***** TASK INPUTS

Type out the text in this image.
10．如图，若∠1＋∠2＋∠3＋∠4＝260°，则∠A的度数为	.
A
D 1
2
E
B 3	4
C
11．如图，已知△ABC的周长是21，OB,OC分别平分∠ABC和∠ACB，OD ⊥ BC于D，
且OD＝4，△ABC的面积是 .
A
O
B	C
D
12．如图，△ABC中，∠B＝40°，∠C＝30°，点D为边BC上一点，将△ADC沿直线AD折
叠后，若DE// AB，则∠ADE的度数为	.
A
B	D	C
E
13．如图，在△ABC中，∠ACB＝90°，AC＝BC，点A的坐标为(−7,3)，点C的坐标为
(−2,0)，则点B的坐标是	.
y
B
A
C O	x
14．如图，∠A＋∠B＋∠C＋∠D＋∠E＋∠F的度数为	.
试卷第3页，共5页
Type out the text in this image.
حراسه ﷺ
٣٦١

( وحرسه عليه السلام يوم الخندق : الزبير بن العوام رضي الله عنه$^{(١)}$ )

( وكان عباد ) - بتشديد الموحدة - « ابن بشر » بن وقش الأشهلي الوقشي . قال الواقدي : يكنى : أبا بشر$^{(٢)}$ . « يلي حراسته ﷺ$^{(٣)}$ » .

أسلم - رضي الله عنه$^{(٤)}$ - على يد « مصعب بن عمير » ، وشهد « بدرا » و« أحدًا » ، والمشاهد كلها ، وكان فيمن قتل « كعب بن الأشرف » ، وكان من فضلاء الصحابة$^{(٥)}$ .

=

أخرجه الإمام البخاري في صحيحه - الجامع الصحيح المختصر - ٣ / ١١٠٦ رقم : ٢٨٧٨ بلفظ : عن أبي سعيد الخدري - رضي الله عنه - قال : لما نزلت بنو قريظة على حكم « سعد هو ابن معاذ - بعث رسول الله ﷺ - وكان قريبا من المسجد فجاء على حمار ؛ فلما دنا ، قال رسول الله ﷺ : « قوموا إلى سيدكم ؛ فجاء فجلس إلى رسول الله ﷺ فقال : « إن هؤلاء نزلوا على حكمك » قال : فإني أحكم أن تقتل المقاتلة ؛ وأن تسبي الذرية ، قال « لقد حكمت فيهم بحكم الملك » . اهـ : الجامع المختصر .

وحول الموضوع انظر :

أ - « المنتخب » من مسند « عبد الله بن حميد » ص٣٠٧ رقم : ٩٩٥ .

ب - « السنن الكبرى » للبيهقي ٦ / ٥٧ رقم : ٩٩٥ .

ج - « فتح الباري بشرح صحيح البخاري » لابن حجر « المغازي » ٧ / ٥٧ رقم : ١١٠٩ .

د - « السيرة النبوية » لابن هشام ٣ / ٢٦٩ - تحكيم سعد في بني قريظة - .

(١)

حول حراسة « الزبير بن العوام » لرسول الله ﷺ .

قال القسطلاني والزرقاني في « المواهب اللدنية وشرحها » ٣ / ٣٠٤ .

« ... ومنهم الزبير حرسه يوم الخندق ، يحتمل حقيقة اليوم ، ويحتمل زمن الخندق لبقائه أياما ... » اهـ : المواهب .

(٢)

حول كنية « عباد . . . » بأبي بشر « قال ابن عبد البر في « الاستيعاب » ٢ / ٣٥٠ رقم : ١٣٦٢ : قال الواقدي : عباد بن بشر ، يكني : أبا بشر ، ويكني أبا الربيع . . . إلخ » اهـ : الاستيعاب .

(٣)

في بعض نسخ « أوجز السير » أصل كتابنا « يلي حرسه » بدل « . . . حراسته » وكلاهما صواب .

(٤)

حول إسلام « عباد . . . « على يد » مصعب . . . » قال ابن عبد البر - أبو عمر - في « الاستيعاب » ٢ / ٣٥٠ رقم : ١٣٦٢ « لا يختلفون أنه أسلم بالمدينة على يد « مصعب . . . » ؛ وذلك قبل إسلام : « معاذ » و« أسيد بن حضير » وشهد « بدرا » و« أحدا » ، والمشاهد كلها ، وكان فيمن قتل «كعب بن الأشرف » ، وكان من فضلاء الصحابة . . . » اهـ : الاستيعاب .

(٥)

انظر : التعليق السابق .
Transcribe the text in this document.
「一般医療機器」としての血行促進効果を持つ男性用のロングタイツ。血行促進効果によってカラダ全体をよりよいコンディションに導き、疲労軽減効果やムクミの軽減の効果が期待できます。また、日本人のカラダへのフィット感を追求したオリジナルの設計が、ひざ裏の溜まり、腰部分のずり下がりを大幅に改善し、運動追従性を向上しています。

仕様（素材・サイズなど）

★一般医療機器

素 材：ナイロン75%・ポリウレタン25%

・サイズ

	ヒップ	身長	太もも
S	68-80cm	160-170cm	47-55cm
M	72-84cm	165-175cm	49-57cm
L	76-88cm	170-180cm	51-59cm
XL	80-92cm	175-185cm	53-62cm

**********

• WHAT THIS TASK INVOLVES:
Locate each line with the word "قريظة" and copy it.

• RESPONSE TO THIS EXERCISE:
أخرجه الإمام البخاري في صحيحه - الجامع الصحيح المختصر - ٣ / ١١٠٦ رقم : ٢٨٧٨ بلفظ : عن أبي سعيد الخدري - رضي الله عنه - قال : لما نزلت بنو قريظة على حكم « سعد هو ابن معاذ - بعث رسول الله ﷺ - وكان قريبا من المسجد فجاء على حمار ؛ فلما دنا ، قال رسول الله ﷺ : « قوموا إلى سيدكم ؛ فجاء فجلس إلى رسول الله ﷺ فقال : « إن هؤلاء نزلوا على حكمك » قال : فإني أحكم أن تقتل المقاتلة ؛ وأن تسبي الذرية ، قال « لقد حكمت فيهم بحكم الملك » . اهـ : الجامع المختصر .
د - « السيرة النبوية » لابن هشام ٣ / ٢٦٩ - تحكيم سعد في بني قريظة - .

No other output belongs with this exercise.